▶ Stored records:
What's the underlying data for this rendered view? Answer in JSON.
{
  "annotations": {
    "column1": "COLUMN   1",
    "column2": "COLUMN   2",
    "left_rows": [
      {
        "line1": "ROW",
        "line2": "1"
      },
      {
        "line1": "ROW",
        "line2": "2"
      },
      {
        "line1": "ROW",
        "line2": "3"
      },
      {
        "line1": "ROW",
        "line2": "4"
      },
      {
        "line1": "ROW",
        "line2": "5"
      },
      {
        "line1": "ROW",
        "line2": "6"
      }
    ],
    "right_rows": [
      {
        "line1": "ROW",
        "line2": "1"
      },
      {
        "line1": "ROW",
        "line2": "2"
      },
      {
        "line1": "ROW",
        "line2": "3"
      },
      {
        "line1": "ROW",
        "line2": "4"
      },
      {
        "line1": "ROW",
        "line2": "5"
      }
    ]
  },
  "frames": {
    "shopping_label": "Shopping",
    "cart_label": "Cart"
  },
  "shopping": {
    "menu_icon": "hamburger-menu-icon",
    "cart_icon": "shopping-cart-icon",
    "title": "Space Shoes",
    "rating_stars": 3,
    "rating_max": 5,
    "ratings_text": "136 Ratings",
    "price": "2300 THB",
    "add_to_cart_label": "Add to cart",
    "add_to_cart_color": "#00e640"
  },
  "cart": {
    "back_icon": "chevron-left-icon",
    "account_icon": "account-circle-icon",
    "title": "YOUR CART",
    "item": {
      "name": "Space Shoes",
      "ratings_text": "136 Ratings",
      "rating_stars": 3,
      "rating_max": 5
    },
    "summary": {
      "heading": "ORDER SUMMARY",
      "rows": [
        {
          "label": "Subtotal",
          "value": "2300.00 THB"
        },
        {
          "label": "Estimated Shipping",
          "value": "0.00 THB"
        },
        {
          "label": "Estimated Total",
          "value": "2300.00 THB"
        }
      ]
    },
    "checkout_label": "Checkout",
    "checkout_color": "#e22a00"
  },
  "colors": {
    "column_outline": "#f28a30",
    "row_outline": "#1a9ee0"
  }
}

▶ TASK DETAILS:
Print again each line of the listing above, exactly as it appears.

▶ SOLUTION FOR THIS PROBLEM:
What's the underlying data for this rendered view? Answer in JSON.
{
  "annotations": {
    "column1": "COLUMN   1",
    "column2": "COLUMN   2",
    "left_rows": [
      {
        "line1": "ROW",
        "line2": "1"
      },
      {
        "line1": "ROW",
        "line2": "2"
      },
      {
        "line1": "ROW",
        "line2": "3"
      },
      {
        "line1": "ROW",
        "line2": "4"
      },
      {
        "line1": "ROW",
        "line2": "5"
      },
      {
        "line1": "ROW",
        "line2": "6"
      }
    ],
    "right_rows": [
      {
        "line1": "ROW",
        "line2": "1"
      },
      {
        "line1": "ROW",
        "line2": "2"
      },
      {
        "line1": "ROW",
        "line2": "3"
      },
      {
        "line1": "ROW",
        "line2": "4"
      },
      {
        "line1": "ROW",
        "line2": "5"
      }
    ]
  },
  "frames": {
    "shopping_label": "Shopping",
    "cart_label": "Cart"
  },
  "shopping": {
    "menu_icon": "hamburger-menu-icon",
    "cart_icon": "shopping-cart-icon",
    "title": "Space Shoes",
    "rating_stars": 3,
    "rating_max": 5,
    "ratings_text": "136 Ratings",
    "price": "2300 THB",
    "add_to_cart_label": "Add to cart",
    "add_to_cart_color": "#00e640"
  },
  "cart": {
    "back_icon": "chevron-left-icon",
    "account_icon": "account-circle-icon",
    "title": "YOUR CART",
    "item": {
      "name": "Space Shoes",
      "ratings_text": "136 Ratings",
      "rating_stars": 3,
      "rating_max": 5
    },
    "summary": {
      "heading": "ORDER SUMMARY",
      "rows": [
        {
          "label": "Subtotal",
          "value": "2300.00 THB"
        },
        {
          "label": "Estimated Shipping",
          "value": "0.00 THB"
        },
        {
          "label": "Estimated Total",
          "value": "2300.00 THB"
        }
      ]
    },
    "checkout_label": "Checkout",
    "checkout_color": "#e22a00"
  },
  "colors": {
    "column_outline": "#f28a30",
    "row_outline": "#1a9ee0"
  }
}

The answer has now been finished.